Dataset entries on figures:
** BEGIN **

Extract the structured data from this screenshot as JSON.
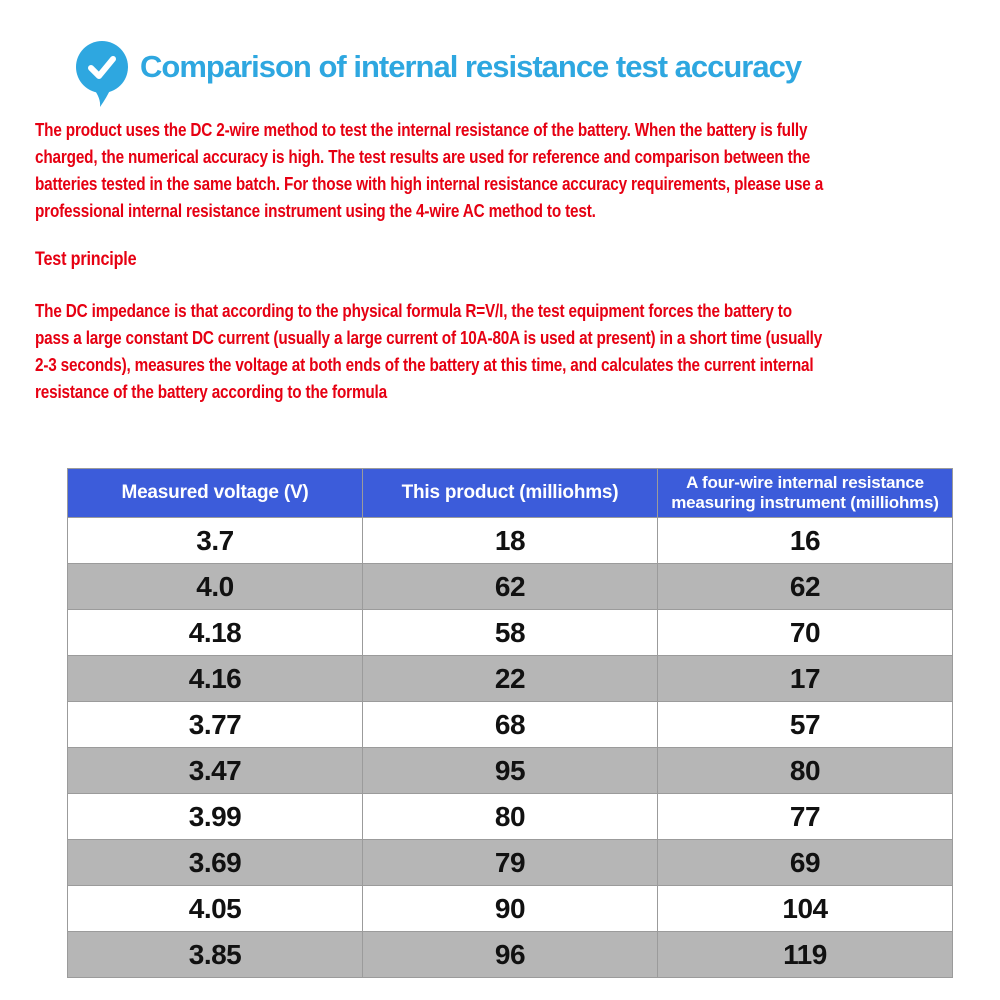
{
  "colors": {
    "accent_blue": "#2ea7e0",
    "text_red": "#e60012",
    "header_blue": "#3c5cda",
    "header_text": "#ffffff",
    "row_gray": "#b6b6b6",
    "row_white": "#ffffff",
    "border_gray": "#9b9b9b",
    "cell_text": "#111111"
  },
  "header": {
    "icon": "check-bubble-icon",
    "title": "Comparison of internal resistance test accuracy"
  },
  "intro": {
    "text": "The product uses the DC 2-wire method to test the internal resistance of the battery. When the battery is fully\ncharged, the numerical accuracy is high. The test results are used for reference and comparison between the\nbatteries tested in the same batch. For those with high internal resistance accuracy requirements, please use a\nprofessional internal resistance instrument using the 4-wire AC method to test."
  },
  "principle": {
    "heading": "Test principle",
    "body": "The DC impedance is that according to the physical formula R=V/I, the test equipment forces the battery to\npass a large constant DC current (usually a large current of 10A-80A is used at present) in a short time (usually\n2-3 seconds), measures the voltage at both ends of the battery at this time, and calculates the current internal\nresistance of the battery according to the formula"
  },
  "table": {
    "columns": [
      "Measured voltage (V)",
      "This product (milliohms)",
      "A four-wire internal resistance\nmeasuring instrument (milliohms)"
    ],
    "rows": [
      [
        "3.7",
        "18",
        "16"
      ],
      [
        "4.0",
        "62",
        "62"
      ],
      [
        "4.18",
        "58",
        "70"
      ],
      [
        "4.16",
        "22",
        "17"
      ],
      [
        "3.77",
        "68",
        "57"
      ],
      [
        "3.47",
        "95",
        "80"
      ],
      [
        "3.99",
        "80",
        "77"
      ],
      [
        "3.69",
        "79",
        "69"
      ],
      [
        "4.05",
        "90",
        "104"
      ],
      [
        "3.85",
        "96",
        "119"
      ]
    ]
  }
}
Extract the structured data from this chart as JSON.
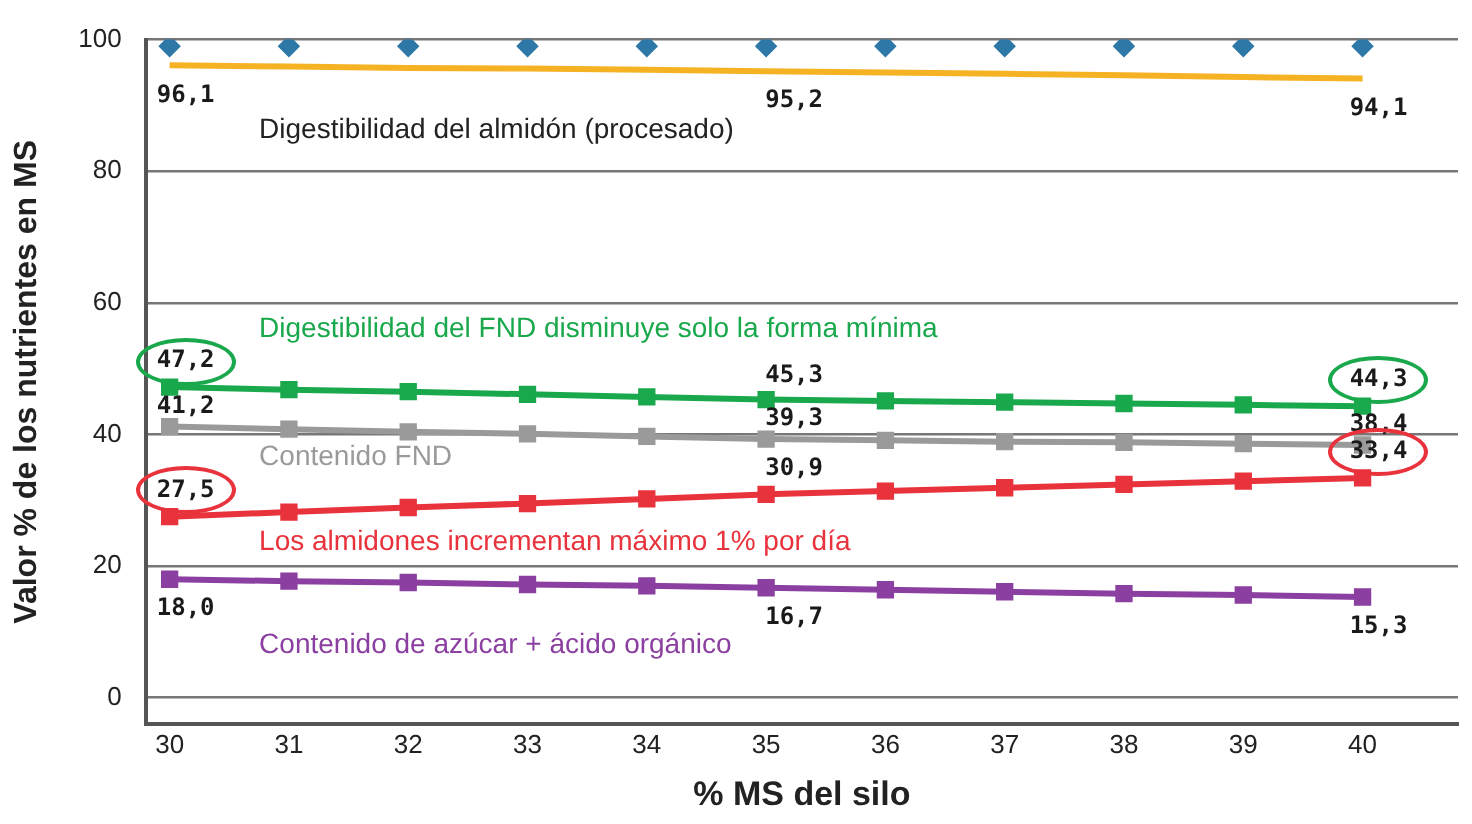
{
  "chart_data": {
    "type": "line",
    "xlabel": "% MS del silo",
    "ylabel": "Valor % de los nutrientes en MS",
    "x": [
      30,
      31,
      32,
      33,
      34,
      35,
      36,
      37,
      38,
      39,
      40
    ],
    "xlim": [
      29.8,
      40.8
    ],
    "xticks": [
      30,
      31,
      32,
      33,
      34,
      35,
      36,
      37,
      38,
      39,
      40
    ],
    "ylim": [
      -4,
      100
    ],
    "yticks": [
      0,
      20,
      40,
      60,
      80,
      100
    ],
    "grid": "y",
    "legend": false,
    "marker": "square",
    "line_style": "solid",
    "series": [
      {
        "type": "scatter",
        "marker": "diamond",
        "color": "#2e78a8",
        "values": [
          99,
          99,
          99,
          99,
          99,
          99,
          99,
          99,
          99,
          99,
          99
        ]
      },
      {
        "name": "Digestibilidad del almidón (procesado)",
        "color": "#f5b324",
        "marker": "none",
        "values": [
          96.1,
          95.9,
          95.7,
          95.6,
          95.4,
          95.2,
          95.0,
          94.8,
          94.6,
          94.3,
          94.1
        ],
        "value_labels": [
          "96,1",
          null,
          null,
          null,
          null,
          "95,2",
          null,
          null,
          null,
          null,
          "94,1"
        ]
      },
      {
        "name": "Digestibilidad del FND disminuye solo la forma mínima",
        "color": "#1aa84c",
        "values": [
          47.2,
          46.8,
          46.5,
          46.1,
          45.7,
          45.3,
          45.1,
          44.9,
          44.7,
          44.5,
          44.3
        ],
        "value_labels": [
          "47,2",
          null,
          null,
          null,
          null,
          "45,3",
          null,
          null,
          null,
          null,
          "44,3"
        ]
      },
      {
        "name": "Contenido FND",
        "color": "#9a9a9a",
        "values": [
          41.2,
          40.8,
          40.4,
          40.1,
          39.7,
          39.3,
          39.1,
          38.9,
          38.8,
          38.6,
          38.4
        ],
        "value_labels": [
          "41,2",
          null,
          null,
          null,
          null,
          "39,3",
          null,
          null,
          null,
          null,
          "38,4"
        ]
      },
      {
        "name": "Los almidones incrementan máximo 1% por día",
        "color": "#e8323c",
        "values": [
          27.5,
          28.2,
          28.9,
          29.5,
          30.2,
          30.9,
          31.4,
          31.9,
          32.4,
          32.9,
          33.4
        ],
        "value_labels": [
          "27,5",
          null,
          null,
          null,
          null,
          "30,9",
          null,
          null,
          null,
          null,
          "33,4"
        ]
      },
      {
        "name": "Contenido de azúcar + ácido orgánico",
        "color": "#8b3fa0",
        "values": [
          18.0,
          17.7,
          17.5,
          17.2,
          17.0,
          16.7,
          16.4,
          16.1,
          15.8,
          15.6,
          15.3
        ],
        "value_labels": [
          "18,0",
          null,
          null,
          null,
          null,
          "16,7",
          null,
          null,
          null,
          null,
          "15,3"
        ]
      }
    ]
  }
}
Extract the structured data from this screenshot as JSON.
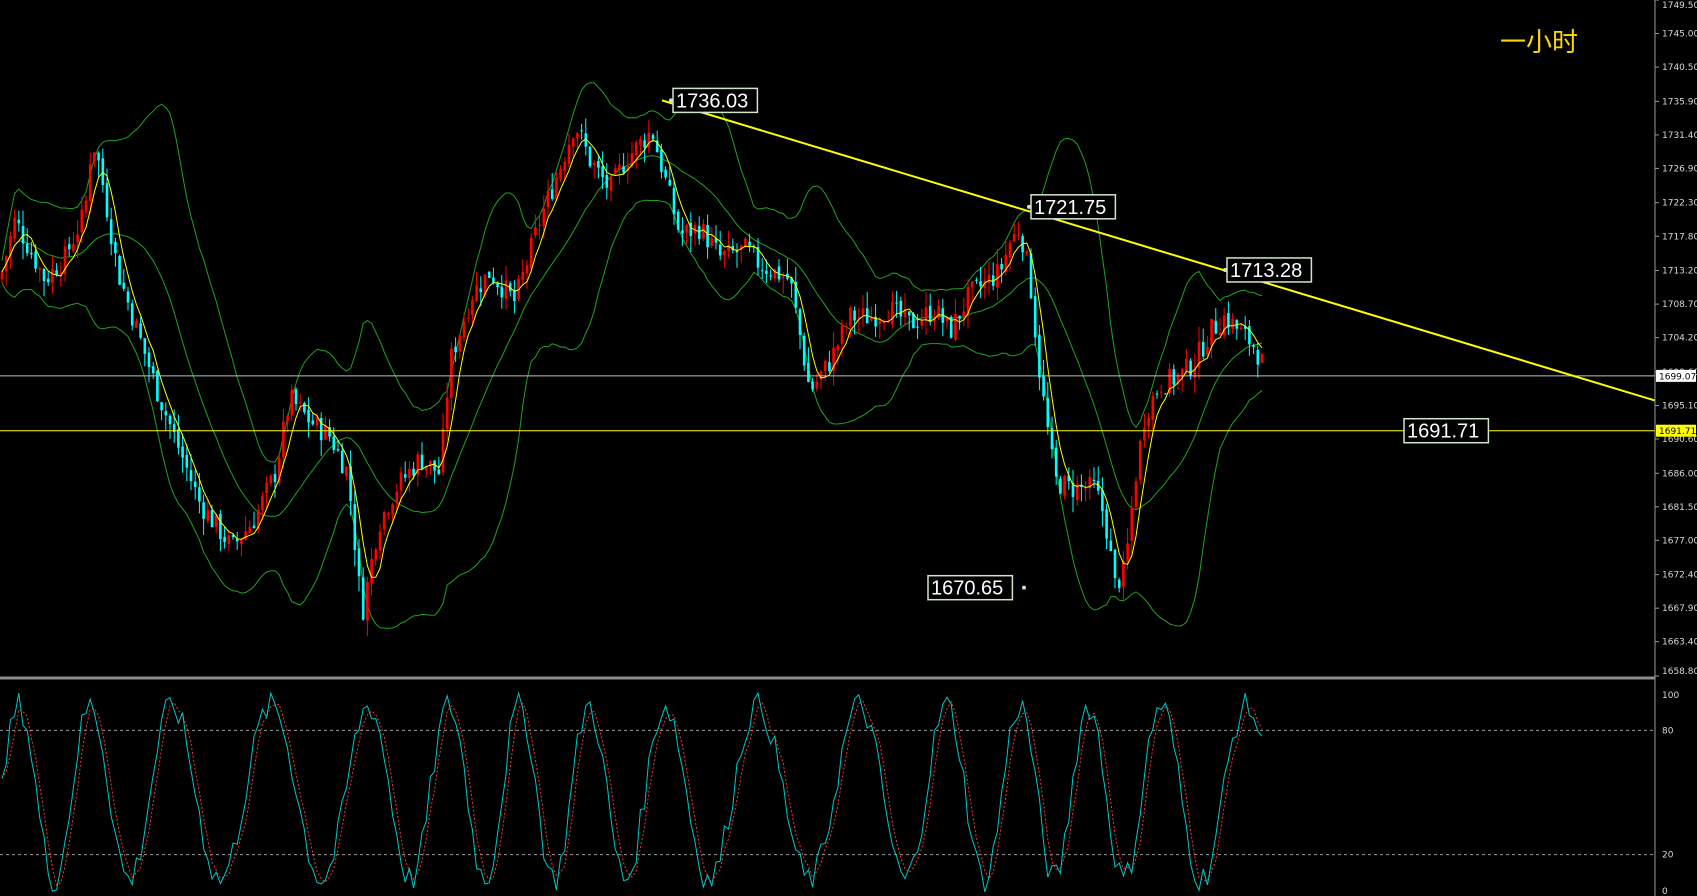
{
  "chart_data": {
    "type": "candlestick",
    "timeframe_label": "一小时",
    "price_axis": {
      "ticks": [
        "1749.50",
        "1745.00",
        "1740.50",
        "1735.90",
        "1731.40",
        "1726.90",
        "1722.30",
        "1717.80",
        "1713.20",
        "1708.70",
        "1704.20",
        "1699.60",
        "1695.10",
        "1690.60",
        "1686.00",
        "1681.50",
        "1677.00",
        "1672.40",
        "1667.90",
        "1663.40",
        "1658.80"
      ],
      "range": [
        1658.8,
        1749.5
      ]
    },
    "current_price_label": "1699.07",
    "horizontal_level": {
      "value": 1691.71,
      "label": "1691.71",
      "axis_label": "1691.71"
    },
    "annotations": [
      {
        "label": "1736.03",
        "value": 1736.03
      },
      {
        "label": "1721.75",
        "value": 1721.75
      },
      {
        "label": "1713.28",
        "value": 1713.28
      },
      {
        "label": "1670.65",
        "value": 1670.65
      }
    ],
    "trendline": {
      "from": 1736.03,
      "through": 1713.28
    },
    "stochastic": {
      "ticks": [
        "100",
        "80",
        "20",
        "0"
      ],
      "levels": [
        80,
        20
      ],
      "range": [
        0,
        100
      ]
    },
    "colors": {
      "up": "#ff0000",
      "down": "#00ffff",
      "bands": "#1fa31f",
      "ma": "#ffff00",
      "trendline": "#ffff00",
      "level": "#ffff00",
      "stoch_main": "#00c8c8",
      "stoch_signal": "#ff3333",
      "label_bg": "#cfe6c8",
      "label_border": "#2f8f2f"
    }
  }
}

** END **

What the task asks:
The lines to collect are those holding the string "from"; copy them all.

Answer to this exercise:
Extract the structured data from this screenshot as JSON.
Extract the structured data from this chart as JSON.
Extract the structured data from this screenshot as JSON.
      "from": 1736.03,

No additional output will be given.